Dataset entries
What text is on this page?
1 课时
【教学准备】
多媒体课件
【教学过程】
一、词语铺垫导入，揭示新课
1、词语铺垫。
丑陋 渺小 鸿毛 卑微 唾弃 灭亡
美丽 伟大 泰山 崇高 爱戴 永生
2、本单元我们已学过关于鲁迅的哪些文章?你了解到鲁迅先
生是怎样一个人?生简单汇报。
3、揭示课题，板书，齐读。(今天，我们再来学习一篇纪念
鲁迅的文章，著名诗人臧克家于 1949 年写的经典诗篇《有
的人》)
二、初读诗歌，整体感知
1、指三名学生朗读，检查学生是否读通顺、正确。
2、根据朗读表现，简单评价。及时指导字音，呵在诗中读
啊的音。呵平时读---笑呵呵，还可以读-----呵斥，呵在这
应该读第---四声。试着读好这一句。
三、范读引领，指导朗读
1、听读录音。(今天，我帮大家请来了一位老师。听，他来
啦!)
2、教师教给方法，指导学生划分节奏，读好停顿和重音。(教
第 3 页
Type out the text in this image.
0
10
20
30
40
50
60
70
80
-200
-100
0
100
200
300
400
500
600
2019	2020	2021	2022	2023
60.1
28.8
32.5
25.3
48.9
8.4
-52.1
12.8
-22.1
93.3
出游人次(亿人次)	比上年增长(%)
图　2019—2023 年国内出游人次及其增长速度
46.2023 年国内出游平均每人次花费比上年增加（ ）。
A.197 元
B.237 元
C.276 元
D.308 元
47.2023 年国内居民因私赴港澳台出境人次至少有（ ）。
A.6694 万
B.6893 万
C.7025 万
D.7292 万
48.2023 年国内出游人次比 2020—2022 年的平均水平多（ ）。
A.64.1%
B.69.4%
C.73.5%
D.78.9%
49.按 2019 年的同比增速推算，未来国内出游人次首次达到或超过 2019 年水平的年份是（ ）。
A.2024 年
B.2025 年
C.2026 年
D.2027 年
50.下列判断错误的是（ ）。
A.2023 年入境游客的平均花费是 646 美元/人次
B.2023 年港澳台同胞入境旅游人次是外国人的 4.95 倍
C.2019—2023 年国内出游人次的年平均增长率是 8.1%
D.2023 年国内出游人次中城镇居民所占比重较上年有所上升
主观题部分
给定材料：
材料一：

### Written problem
Every line of the material must be returned exactly as it appears.

### Solution for this task
What text is on this page?
1 课时
【教学准备】
多媒体课件
【教学过程】
一、词语铺垫导入，揭示新课
1、词语铺垫。
丑陋 渺小 鸿毛 卑微 唾弃 灭亡
美丽 伟大 泰山 崇高 爱戴 永生
2、本单元我们已学过关于鲁迅的哪些文章?你了解到鲁迅先
生是怎样一个人?生简单汇报。
3、揭示课题，板书，齐读。(今天，我们再来学习一篇纪念
鲁迅的文章，著名诗人臧克家于 1949 年写的经典诗篇《有
的人》)
二、初读诗歌，整体感知
1、指三名学生朗读，检查学生是否读通顺、正确。
2、根据朗读表现，简单评价。及时指导字音，呵在诗中读
啊的音。呵平时读---笑呵呵，还可以读-----呵斥，呵在这
应该读第---四声。试着读好这一句。
三、范读引领，指导朗读
1、听读录音。(今天，我帮大家请来了一位老师。听，他来
啦!)
2、教师教给方法，指导学生划分节奏，读好停顿和重音。(教
第 3 页
Type out the text in this image.
0
10
20
30
40
50
60
70
80
-200
-100
0
100
200
300
400
500
600
2019	2020	2021	2022	2023
60.1
28.8
32.5
25.3
48.9
8.4
-52.1
12.8
-22.1
93.3
出游人次(亿人次)	比上年增长(%)
图　2019—2023 年国内出游人次及其增长速度
46.2023 年国内出游平均每人次花费比上年增加（ ）。
A.197 元
B.237 元
C.276 元
D.308 元
47.2023 年国内居民因私赴港澳台出境人次至少有（ ）。
A.6694 万
B.6893 万
C.7025 万
D.7292 万
48.2023 年国内出游人次比 2020—2022 年的平均水平多（ ）。
A.64.1%
B.69.4%
C.73.5%
D.78.9%
49.按 2019 年的同比增速推算，未来国内出游人次首次达到或超过 2019 年水平的年份是（ ）。
A.2024 年
B.2025 年
C.2026 年
D.2027 年
50.下列判断错误的是（ ）。
A.2023 年入境游客的平均花费是 646 美元/人次
B.2023 年港澳台同胞入境旅游人次是外国人的 4.95 倍
C.2019—2023 年国内出游人次的年平均增长率是 8.1%
D.2023 年国内出游人次中城镇居民所占比重较上年有所上升
主观题部分
给定材料：
材料一：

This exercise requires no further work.